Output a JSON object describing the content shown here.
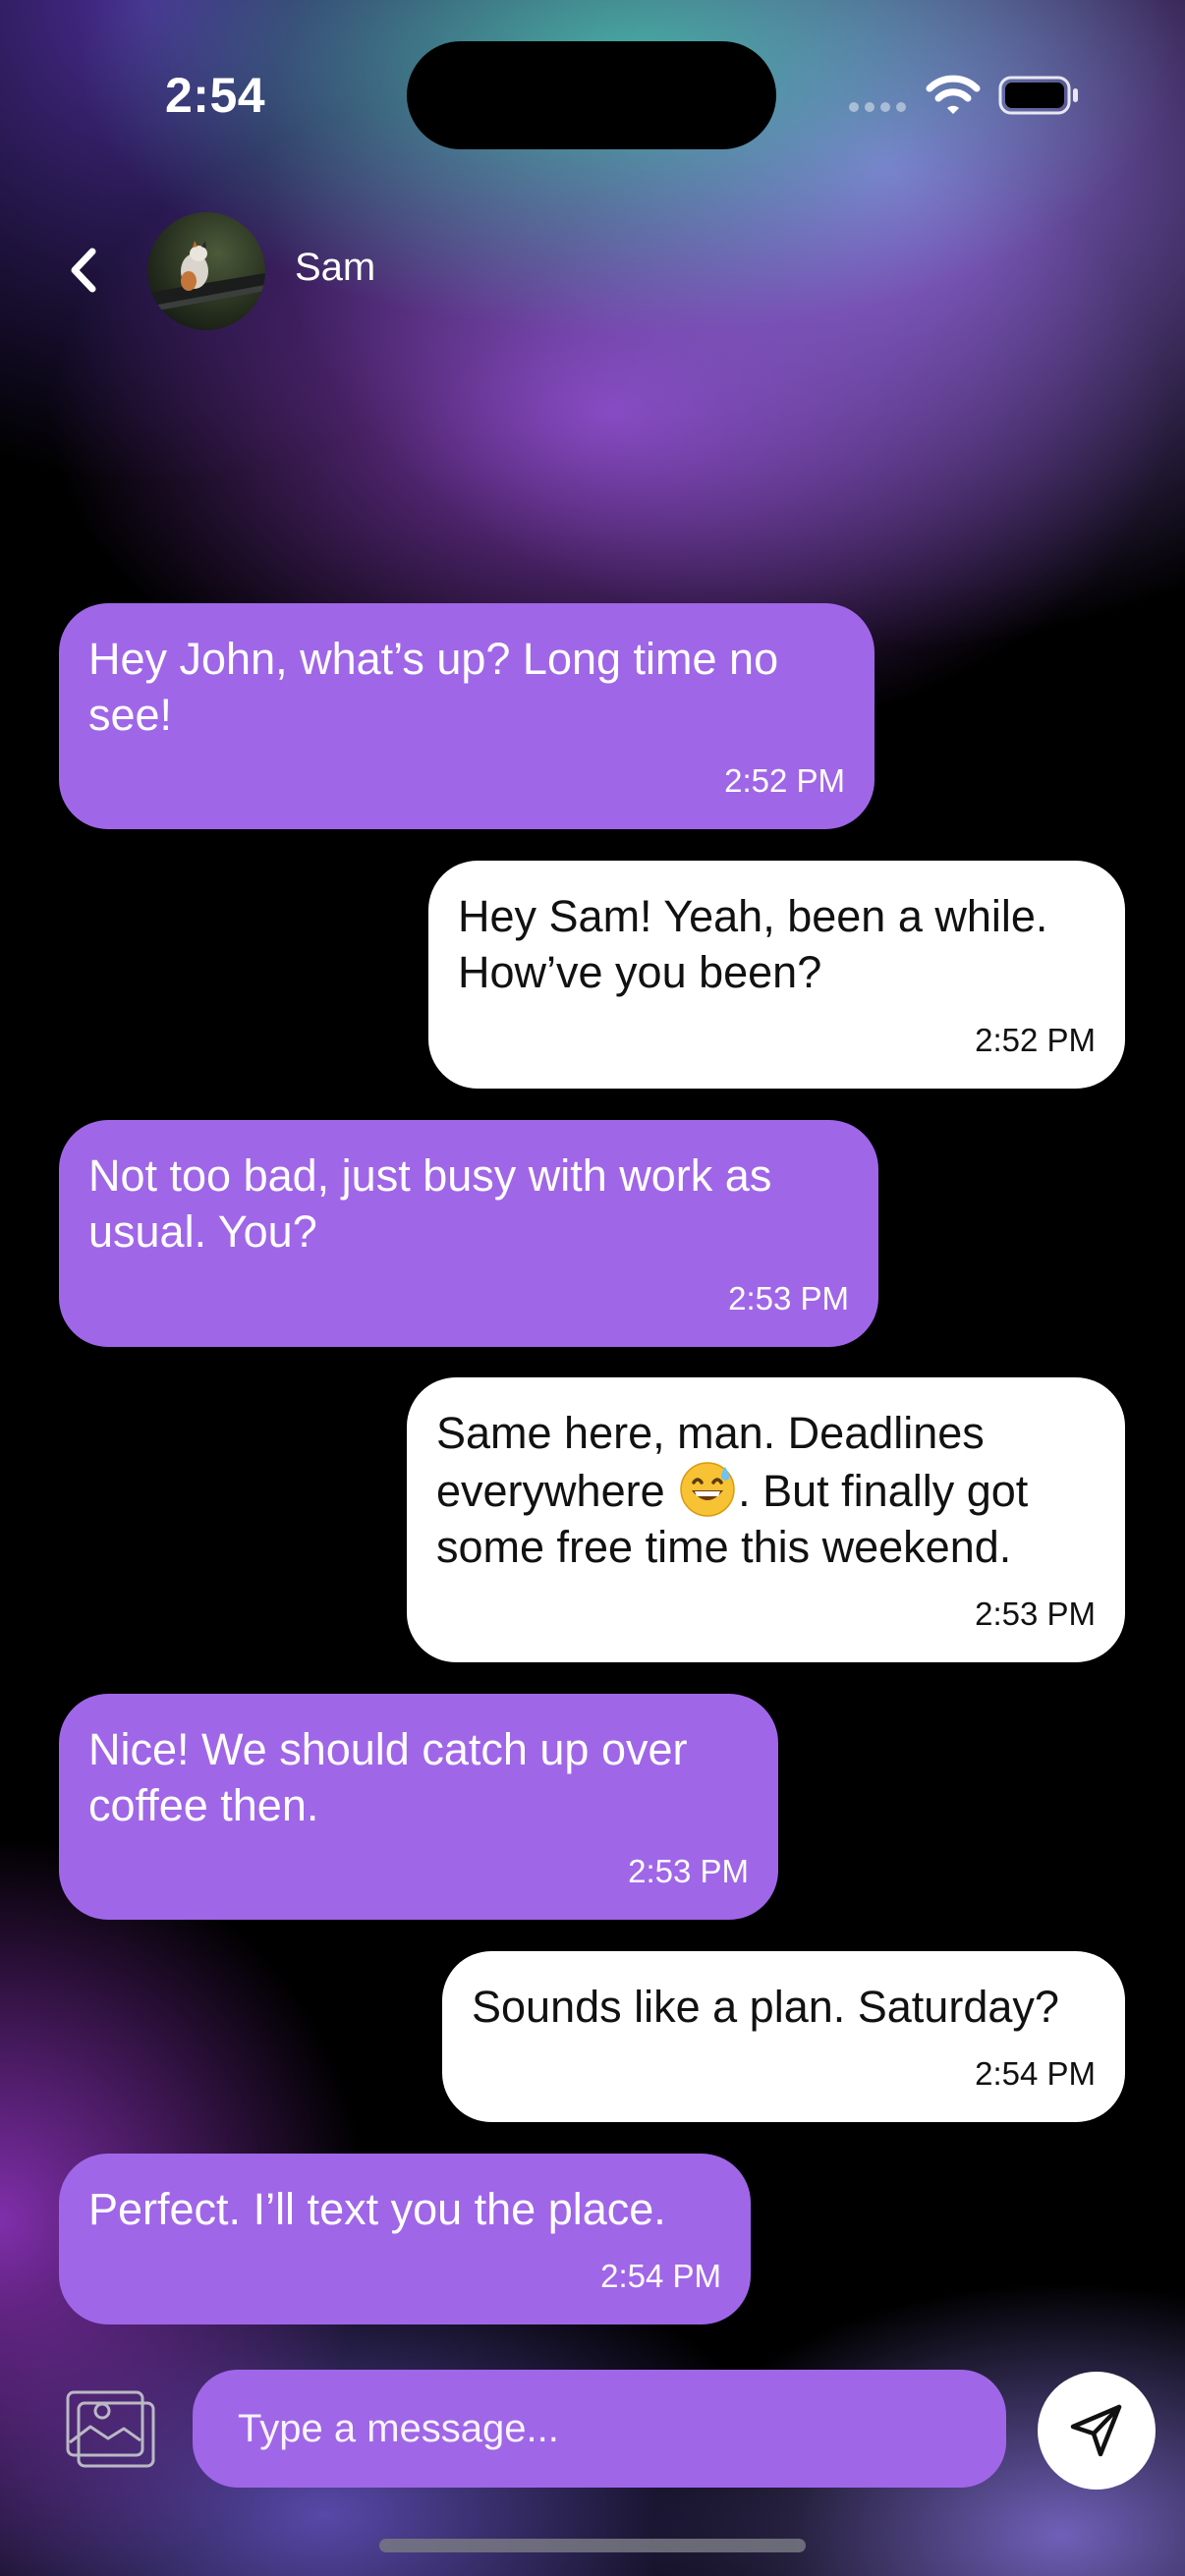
{
  "status_bar": {
    "time": "2:54"
  },
  "header": {
    "contact_name": "Sam",
    "back_icon": "chevron-left-icon",
    "avatar": "contact-photo"
  },
  "messages": [
    {
      "direction": "received",
      "text": "Hey John, what’s up? Long time no see!",
      "time": "2:52 PM"
    },
    {
      "direction": "sent",
      "text": "Hey Sam! Yeah, been a while. How’ve you been?",
      "time": "2:52 PM"
    },
    {
      "direction": "received",
      "text": "Not too bad, just busy with work as usual. You?",
      "time": "2:53 PM"
    },
    {
      "direction": "sent",
      "text_before_emoji": "Same here, man. Deadlines everywhere ",
      "emoji": "😅",
      "text_after_emoji": ". But finally got some free time this weekend.",
      "time": "2:53 PM"
    },
    {
      "direction": "received",
      "text": "Nice! We should catch up over coffee then.",
      "time": "2:53 PM"
    },
    {
      "direction": "sent",
      "text": "Sounds like a plan. Saturday?",
      "time": "2:54 PM"
    },
    {
      "direction": "received",
      "text": "Perfect. I’ll text you the place.",
      "time": "2:54 PM"
    }
  ],
  "composer": {
    "placeholder": "Type a message...",
    "attach_icon": "image-gallery-icon",
    "send_icon": "paper-plane-icon"
  },
  "colors": {
    "received_bubble": "#a066e8",
    "sent_bubble": "#ffffff",
    "input_background": "#a066e8"
  }
}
•••••
» **Work required**:
Give only the number of lines in the records that include the word "here".

» **Worked solution**:
2